* **What you should do**:
Repeat each line of the material exactly.

Extracted records
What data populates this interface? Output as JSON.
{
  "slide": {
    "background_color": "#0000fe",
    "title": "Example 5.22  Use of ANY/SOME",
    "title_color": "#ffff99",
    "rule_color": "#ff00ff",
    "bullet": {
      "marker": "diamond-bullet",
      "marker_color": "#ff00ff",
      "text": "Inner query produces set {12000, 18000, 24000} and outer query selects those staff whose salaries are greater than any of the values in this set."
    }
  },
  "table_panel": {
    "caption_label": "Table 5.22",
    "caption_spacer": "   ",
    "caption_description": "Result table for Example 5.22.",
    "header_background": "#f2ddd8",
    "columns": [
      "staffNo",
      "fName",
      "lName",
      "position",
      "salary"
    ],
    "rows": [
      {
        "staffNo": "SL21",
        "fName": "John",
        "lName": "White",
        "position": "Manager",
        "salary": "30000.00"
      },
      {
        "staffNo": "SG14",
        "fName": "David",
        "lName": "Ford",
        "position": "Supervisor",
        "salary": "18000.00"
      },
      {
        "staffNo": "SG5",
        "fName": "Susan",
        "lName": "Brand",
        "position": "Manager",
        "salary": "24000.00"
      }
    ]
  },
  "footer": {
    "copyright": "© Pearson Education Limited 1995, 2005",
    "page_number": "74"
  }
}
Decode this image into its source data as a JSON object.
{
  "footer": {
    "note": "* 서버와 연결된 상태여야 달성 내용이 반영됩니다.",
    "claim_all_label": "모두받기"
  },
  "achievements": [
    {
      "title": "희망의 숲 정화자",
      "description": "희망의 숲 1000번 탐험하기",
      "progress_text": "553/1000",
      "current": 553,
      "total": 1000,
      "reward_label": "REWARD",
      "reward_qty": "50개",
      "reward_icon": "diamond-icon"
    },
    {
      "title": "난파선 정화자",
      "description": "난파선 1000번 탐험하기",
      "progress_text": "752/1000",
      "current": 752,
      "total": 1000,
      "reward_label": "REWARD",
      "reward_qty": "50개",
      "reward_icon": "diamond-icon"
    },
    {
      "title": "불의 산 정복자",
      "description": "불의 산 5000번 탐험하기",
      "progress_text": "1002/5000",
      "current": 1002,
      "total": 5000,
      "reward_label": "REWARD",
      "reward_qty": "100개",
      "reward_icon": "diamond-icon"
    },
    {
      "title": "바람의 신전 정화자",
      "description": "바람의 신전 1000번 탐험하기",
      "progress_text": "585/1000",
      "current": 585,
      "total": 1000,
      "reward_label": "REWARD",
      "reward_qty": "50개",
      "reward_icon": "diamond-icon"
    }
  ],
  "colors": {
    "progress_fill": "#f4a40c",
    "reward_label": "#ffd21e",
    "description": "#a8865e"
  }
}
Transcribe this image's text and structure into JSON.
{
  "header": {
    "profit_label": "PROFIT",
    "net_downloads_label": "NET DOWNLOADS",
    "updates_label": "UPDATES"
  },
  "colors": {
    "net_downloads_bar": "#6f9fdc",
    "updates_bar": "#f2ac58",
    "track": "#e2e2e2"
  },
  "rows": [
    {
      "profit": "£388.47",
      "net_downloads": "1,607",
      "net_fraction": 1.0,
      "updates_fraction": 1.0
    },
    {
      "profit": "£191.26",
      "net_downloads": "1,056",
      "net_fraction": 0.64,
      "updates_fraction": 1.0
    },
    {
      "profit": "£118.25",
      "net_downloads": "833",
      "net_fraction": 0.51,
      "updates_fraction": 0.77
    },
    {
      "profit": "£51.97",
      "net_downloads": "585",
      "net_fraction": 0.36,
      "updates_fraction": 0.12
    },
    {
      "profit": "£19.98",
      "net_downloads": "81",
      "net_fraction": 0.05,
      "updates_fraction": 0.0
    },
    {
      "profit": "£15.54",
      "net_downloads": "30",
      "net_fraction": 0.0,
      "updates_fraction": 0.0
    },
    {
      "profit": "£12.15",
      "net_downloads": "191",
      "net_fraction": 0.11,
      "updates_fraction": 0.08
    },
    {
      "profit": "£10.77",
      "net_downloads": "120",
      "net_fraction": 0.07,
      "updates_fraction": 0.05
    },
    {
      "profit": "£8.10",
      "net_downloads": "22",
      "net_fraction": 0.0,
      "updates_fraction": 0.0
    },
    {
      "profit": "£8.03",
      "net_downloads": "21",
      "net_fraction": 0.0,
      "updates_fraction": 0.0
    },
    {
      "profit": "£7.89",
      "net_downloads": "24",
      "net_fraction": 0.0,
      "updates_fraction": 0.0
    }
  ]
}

* **Response to the task**:
What data populates this interface? Output as JSON.
{
  "slide": {
    "background_color": "#0000fe",
    "title": "Example 5.22  Use of ANY/SOME",
    "title_color": "#ffff99",
    "rule_color": "#ff00ff",
    "bullet": {
      "marker": "diamond-bullet",
      "marker_color": "#ff00ff",
      "text": "Inner query produces set {12000, 18000, 24000} and outer query selects those staff whose salaries are greater than any of the values in this set."
    }
  },
  "table_panel": {
    "caption_label": "Table 5.22",
    "caption_spacer": "   ",
    "caption_description": "Result table for Example 5.22.",
    "header_background": "#f2ddd8",
    "columns": [
      "staffNo",
      "fName",
      "lName",
      "position",
      "salary"
    ],
    "rows": [
      {
        "staffNo": "SL21",
        "fName": "John",
        "lName": "White",
        "position": "Manager",
        "salary": "30000.00"
      },
      {
        "staffNo": "SG14",
        "fName": "David",
        "lName": "Ford",
        "position": "Supervisor",
        "salary": "18000.00"
      },
      {
        "staffNo": "SG5",
        "fName": "Susan",
        "lName": "Brand",
        "position": "Manager",
        "salary": "24000.00"
      }
    ]
  },
  "footer": {
    "copyright": "© Pearson Education Limited 1995, 2005",
    "page_number": "74"
  }
}
Decode this image into its source data as a JSON object.
{
  "footer": {
    "note": "* 서버와 연결된 상태여야 달성 내용이 반영됩니다.",
    "claim_all_label": "모두받기"
  },
  "achievements": [
    {
      "title": "희망의 숲 정화자",
      "description": "희망의 숲 1000번 탐험하기",
      "progress_text": "553/1000",
      "current": 553,
      "total": 1000,
      "reward_label": "REWARD",
      "reward_qty": "50개",
      "reward_icon": "diamond-icon"
    },
    {
      "title": "난파선 정화자",
      "description": "난파선 1000번 탐험하기",
      "progress_text": "752/1000",
      "current": 752,
      "total": 1000,
      "reward_label": "REWARD",
      "reward_qty": "50개",
      "reward_icon": "diamond-icon"
    },
    {
      "title": "불의 산 정복자",
      "description": "불의 산 5000번 탐험하기",
      "progress_text": "1002/5000",
      "current": 1002,
      "total": 5000,
      "reward_label": "REWARD",
      "reward_qty": "100개",
      "reward_icon": "diamond-icon"
    },
    {
      "title": "바람의 신전 정화자",
      "description": "바람의 신전 1000번 탐험하기",
      "progress_text": "585/1000",
      "current": 585,
      "total": 1000,
      "reward_label": "REWARD",
      "reward_qty": "50개",
      "reward_icon": "diamond-icon"
    }
  ],
  "colors": {
    "progress_fill": "#f4a40c",
    "reward_label": "#ffd21e",
    "description": "#a8865e"
  }
}
Transcribe this image's text and structure into JSON.
{
  "header": {
    "profit_label": "PROFIT",
    "net_downloads_label": "NET DOWNLOADS",
    "updates_label": "UPDATES"
  },
  "colors": {
    "net_downloads_bar": "#6f9fdc",
    "updates_bar": "#f2ac58",
    "track": "#e2e2e2"
  },
  "rows": [
    {
      "profit": "£388.47",
      "net_downloads": "1,607",
      "net_fraction": 1.0,
      "updates_fraction": 1.0
    },
    {
      "profit": "£191.26",
      "net_downloads": "1,056",
      "net_fraction": 0.64,
      "updates_fraction": 1.0
    },
    {
      "profit": "£118.25",
      "net_downloads": "833",
      "net_fraction": 0.51,
      "updates_fraction": 0.77
    },
    {
      "profit": "£51.97",
      "net_downloads": "585",
      "net_fraction": 0.36,
      "updates_fraction": 0.12
    },
    {
      "profit": "£19.98",
      "net_downloads": "81",
      "net_fraction": 0.05,
      "updates_fraction": 0.0
    },
    {
      "profit": "£15.54",
      "net_downloads": "30",
      "net_fraction": 0.0,
      "updates_fraction": 0.0
    },
    {
      "profit": "£12.15",
      "net_downloads": "191",
      "net_fraction": 0.11,
      "updates_fraction": 0.08
    },
    {
      "profit": "£10.77",
      "net_downloads": "120",
      "net_fraction": 0.07,
      "updates_fraction": 0.05
    },
    {
      "profit": "£8.10",
      "net_downloads": "22",
      "net_fraction": 0.0,
      "updates_fraction": 0.0
    },
    {
      "profit": "£8.03",
      "net_downloads": "21",
      "net_fraction": 0.0,
      "updates_fraction": 0.0
    },
    {
      "profit": "£7.89",
      "net_downloads": "24",
      "net_fraction": 0.0,
      "updates_fraction": 0.0
    }
  ]
}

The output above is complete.